───── RECORD LIST

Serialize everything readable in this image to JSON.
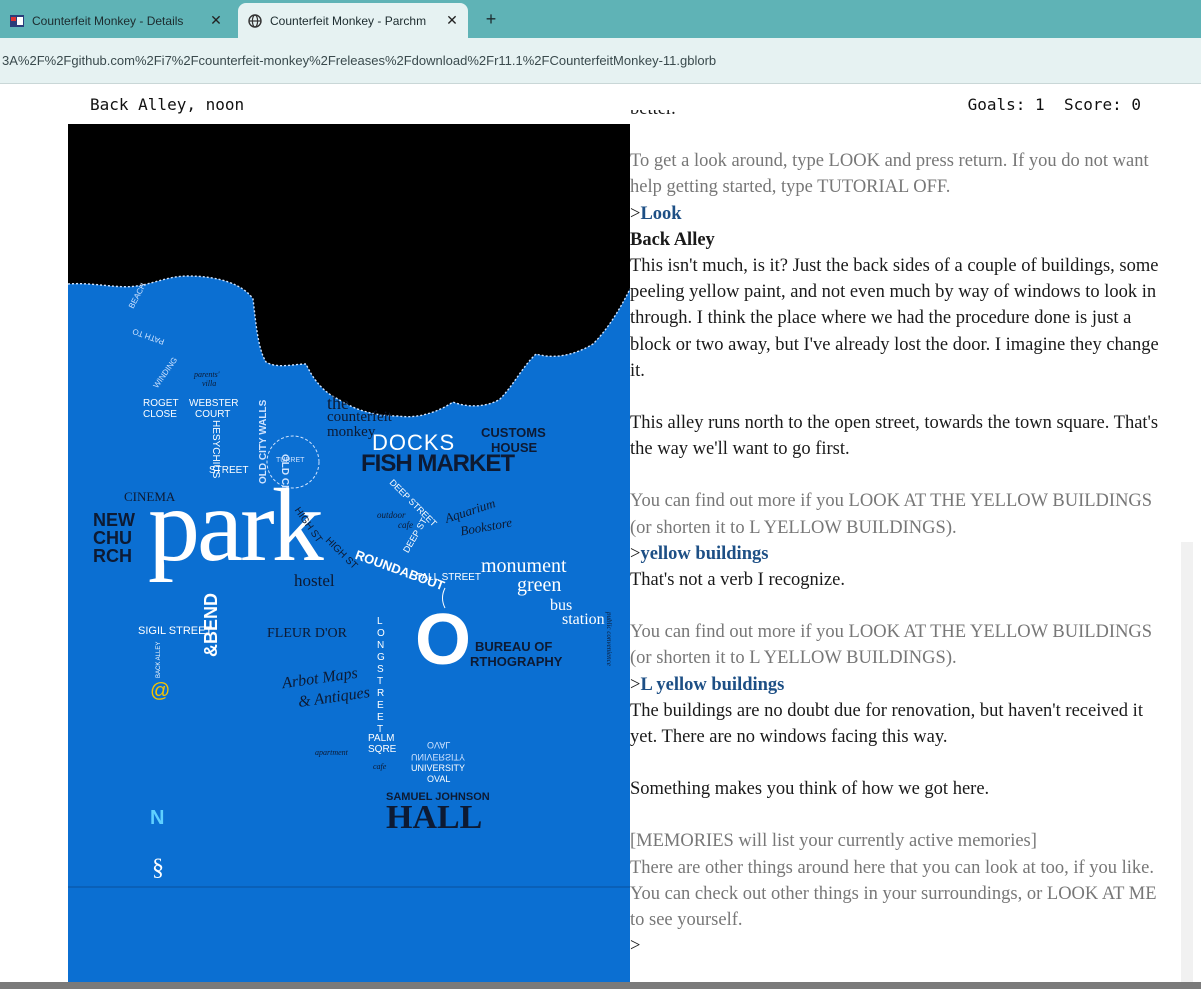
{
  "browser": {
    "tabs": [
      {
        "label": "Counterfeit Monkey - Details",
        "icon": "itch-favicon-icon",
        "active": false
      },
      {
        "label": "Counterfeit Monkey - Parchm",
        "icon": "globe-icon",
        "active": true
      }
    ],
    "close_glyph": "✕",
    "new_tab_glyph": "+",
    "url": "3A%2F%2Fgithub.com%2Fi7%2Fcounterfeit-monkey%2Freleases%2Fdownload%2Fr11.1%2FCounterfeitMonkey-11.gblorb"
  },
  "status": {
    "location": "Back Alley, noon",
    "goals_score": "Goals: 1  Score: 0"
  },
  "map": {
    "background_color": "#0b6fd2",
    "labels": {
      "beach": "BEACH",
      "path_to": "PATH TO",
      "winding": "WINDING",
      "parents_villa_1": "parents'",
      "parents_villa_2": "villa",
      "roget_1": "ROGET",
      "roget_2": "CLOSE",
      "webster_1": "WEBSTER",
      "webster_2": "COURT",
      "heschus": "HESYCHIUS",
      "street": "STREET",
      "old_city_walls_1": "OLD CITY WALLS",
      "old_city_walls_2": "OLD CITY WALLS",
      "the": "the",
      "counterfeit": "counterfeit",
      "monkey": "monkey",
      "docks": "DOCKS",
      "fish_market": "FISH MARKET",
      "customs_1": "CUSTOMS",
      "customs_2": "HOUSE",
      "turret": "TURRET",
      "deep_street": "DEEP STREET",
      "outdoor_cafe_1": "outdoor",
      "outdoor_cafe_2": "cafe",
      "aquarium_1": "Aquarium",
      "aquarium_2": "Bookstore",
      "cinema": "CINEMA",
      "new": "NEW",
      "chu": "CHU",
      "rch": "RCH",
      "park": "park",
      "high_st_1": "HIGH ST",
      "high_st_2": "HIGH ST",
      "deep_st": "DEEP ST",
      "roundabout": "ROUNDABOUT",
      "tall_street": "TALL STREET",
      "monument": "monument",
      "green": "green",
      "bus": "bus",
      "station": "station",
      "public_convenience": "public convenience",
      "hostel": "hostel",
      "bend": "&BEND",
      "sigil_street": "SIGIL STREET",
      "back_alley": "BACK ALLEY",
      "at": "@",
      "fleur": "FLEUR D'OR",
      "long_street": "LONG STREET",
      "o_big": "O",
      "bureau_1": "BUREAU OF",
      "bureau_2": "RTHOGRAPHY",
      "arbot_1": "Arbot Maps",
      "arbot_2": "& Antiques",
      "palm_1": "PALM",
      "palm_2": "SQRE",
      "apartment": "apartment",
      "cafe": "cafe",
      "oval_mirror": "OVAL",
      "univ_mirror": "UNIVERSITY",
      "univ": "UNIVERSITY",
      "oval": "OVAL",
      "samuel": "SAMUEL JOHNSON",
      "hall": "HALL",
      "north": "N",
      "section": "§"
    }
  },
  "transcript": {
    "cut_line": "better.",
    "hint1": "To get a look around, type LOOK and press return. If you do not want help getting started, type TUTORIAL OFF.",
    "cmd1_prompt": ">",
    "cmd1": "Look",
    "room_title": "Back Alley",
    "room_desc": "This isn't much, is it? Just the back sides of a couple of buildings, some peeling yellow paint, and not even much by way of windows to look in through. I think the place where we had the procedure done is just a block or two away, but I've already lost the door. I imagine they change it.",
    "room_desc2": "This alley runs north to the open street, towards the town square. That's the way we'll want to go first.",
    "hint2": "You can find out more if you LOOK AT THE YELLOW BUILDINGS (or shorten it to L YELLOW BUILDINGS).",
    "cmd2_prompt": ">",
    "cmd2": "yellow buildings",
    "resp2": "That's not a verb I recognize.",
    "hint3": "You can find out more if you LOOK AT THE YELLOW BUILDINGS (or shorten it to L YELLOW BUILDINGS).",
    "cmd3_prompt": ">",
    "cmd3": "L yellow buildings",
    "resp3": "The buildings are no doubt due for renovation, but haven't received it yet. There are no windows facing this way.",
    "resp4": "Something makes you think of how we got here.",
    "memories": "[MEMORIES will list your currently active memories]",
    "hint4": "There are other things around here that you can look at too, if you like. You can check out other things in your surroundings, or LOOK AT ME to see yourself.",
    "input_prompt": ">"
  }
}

──────────
───── RECORD LIST

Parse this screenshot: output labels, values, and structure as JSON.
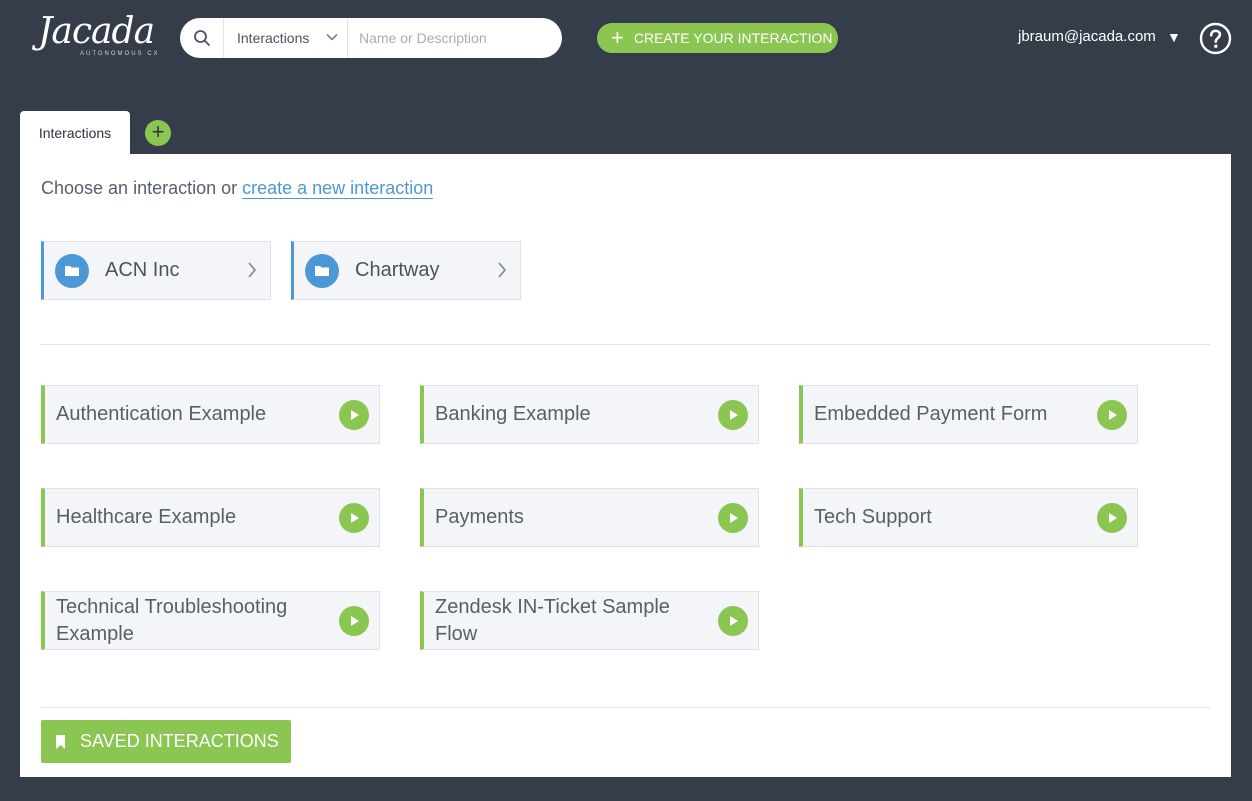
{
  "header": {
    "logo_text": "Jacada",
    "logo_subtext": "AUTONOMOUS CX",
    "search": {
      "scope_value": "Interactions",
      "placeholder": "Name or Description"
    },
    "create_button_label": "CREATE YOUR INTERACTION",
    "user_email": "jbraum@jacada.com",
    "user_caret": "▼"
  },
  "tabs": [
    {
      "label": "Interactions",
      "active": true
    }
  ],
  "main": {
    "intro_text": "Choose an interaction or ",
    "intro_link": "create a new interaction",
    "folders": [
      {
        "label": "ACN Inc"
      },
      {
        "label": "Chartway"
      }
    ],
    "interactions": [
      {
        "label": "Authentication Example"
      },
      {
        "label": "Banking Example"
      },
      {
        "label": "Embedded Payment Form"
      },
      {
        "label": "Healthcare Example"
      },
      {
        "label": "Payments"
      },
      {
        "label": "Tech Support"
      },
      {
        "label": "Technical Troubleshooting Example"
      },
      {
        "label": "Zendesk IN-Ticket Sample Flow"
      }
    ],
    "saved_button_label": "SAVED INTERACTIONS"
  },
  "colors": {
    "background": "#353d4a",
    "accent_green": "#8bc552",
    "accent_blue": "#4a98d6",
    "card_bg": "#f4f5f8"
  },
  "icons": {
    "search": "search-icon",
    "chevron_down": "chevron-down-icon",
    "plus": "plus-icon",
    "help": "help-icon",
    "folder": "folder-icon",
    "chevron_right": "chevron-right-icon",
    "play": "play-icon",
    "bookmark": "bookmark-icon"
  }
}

──────────

### EXERCISE
Across all the entries, count the lines that contain the word "DEEP" and give the number by itself.

### WRITTEN ANSWER
2